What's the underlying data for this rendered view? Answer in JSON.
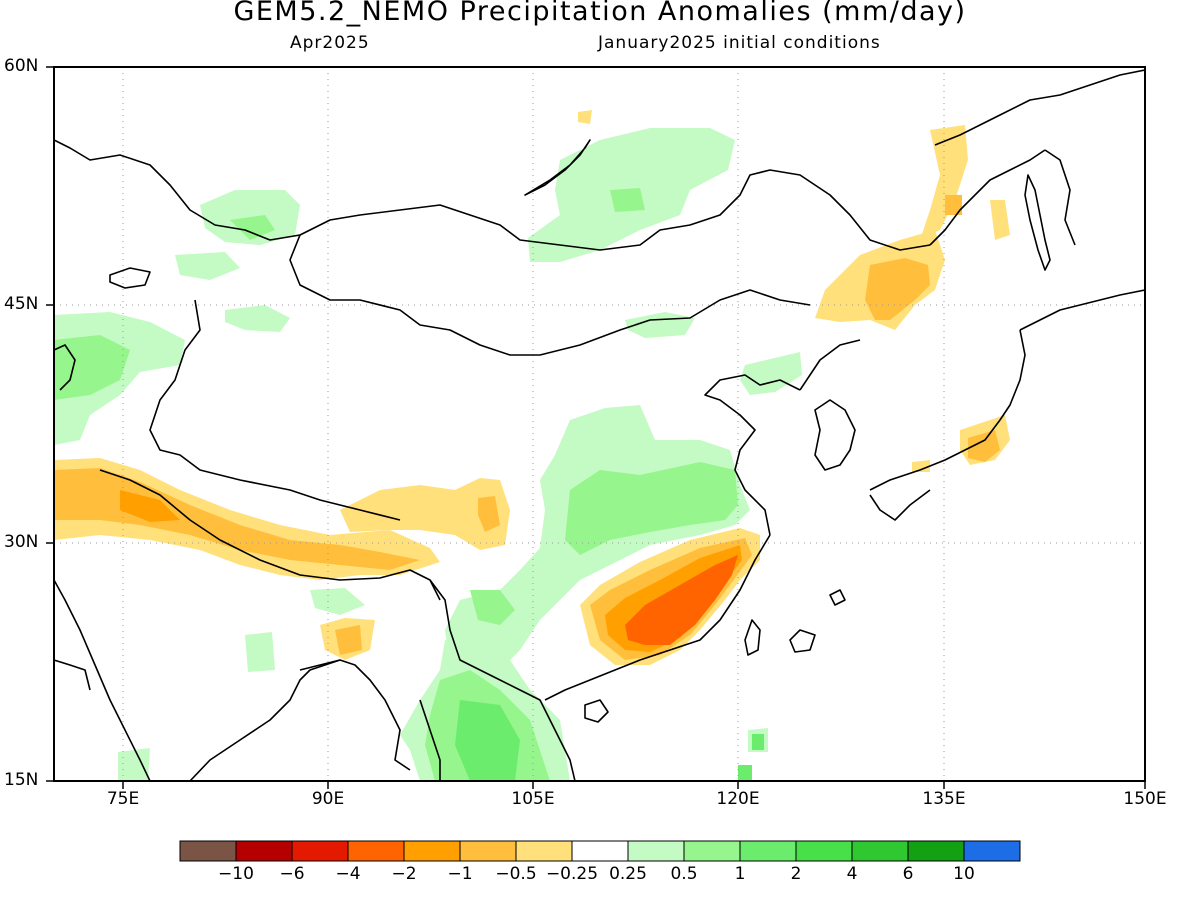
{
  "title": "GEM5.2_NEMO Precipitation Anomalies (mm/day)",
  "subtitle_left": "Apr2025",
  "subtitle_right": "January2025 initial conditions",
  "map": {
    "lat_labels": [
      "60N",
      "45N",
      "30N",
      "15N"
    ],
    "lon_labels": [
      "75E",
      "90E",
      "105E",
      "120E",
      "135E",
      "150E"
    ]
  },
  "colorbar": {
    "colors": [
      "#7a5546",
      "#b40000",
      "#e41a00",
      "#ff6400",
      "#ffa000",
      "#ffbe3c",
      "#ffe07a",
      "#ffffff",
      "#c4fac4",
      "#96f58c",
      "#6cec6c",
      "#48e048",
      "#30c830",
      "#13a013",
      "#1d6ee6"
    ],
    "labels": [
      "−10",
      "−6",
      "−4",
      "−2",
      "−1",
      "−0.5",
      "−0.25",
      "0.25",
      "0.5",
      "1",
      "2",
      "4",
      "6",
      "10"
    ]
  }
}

_YOUR TASK_
Leaving all pictures aside, quote each record exactly.

_COMPLETE OUTPUT_
What's the underlying data for this rendered view? Answer in JSON.
{
  "title": "GEM5.2_NEMO Precipitation Anomalies (mm/day)",
  "subtitle_left": "Apr2025",
  "subtitle_right": "January2025 initial conditions",
  "map": {
    "lat_labels": [
      "60N",
      "45N",
      "30N",
      "15N"
    ],
    "lon_labels": [
      "75E",
      "90E",
      "105E",
      "120E",
      "135E",
      "150E"
    ]
  },
  "colorbar": {
    "colors": [
      "#7a5546",
      "#b40000",
      "#e41a00",
      "#ff6400",
      "#ffa000",
      "#ffbe3c",
      "#ffe07a",
      "#ffffff",
      "#c4fac4",
      "#96f58c",
      "#6cec6c",
      "#48e048",
      "#30c830",
      "#13a013",
      "#1d6ee6"
    ],
    "labels": [
      "−10",
      "−6",
      "−4",
      "−2",
      "−1",
      "−0.5",
      "−0.25",
      "0.25",
      "0.5",
      "1",
      "2",
      "4",
      "6",
      "10"
    ]
  }
}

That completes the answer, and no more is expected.